======== ITEMS

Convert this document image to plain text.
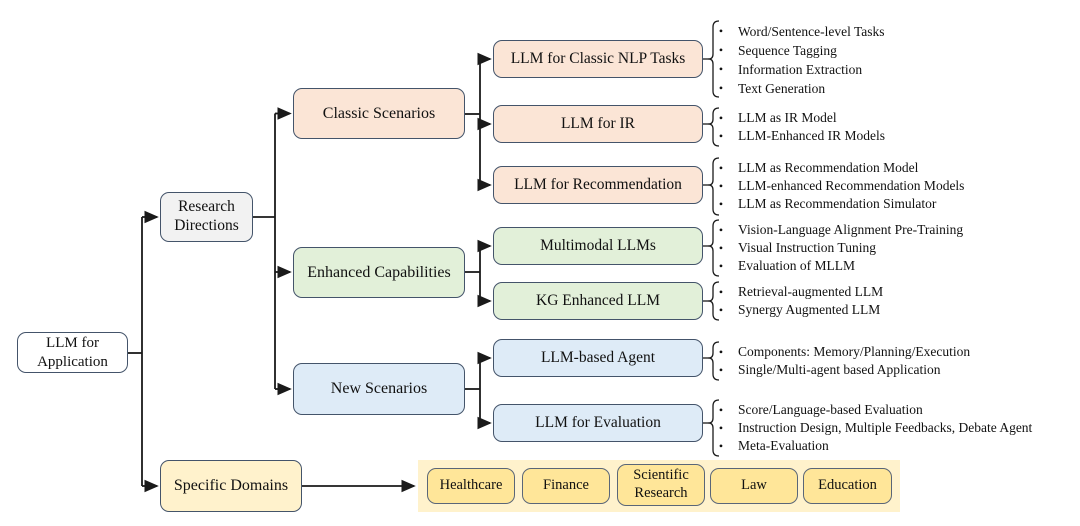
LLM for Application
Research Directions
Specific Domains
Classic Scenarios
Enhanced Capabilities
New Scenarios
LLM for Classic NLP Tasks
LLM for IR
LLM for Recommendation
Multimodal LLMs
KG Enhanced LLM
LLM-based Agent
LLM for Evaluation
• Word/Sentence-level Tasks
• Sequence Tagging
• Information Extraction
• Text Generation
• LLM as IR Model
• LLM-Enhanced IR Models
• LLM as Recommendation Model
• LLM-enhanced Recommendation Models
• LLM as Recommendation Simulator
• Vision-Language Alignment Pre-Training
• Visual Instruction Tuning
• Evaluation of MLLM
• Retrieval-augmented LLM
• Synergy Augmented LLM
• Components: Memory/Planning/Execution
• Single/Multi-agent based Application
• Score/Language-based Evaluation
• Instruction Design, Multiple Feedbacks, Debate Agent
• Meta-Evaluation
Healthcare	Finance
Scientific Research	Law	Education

================

▸ **WRITTEN TASK**
Can you repeat every record above exactly, apart from the pictures?

▸ **RESULT OF THE EXERCISE**
Convert this document image to plain text.
LLM for Application
Research Directions
Specific Domains
Classic Scenarios
Enhanced Capabilities
New Scenarios
LLM for Classic NLP Tasks
LLM for IR
LLM for Recommendation
Multimodal LLMs
KG Enhanced LLM
LLM-based Agent
LLM for Evaluation
• Word/Sentence-level Tasks
• Sequence Tagging
• Information Extraction
• Text Generation
• LLM as IR Model
• LLM-Enhanced IR Models
• LLM as Recommendation Model
• LLM-enhanced Recommendation Models
• LLM as Recommendation Simulator
• Vision-Language Alignment Pre-Training
• Visual Instruction Tuning
• Evaluation of MLLM
• Retrieval-augmented LLM
• Synergy Augmented LLM
• Components: Memory/Planning/Execution
• Single/Multi-agent based Application
• Score/Language-based Evaluation
• Instruction Design, Multiple Feedbacks, Debate Agent
• Meta-Evaluation
Healthcare	Finance
Scientific Research	Law	Education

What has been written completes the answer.